--- start Provided data ---

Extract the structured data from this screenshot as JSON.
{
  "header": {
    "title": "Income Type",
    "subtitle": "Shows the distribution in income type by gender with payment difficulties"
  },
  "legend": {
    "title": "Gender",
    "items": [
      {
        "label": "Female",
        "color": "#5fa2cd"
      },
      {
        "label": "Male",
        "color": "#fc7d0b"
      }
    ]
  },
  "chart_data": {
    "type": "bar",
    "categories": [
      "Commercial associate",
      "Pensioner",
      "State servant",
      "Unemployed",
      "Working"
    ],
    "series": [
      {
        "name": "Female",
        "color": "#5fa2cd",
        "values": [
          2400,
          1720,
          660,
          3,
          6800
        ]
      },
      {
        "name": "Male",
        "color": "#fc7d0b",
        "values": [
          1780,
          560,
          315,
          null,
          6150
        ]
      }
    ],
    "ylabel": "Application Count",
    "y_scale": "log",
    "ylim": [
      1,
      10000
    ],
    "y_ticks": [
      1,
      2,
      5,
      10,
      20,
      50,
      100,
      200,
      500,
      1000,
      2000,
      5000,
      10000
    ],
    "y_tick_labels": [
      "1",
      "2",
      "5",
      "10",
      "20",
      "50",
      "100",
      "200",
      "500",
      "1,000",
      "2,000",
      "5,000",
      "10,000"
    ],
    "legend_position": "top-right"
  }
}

--- end Provided data ---

Problem description: Your task is to repeat every entry exactly.

Solution for this task:
Extract the structured data from this screenshot as JSON.
{
  "header": {
    "title": "Income Type",
    "subtitle": "Shows the distribution in income type by gender with payment difficulties"
  },
  "legend": {
    "title": "Gender",
    "items": [
      {
        "label": "Female",
        "color": "#5fa2cd"
      },
      {
        "label": "Male",
        "color": "#fc7d0b"
      }
    ]
  },
  "chart_data": {
    "type": "bar",
    "categories": [
      "Commercial associate",
      "Pensioner",
      "State servant",
      "Unemployed",
      "Working"
    ],
    "series": [
      {
        "name": "Female",
        "color": "#5fa2cd",
        "values": [
          2400,
          1720,
          660,
          3,
          6800
        ]
      },
      {
        "name": "Male",
        "color": "#fc7d0b",
        "values": [
          1780,
          560,
          315,
          null,
          6150
        ]
      }
    ],
    "ylabel": "Application Count",
    "y_scale": "log",
    "ylim": [
      1,
      10000
    ],
    "y_ticks": [
      1,
      2,
      5,
      10,
      20,
      50,
      100,
      200,
      500,
      1000,
      2000,
      5000,
      10000
    ],
    "y_tick_labels": [
      "1",
      "2",
      "5",
      "10",
      "20",
      "50",
      "100",
      "200",
      "500",
      "1,000",
      "2,000",
      "5,000",
      "10,000"
    ],
    "legend_position": "top-right"
  }
}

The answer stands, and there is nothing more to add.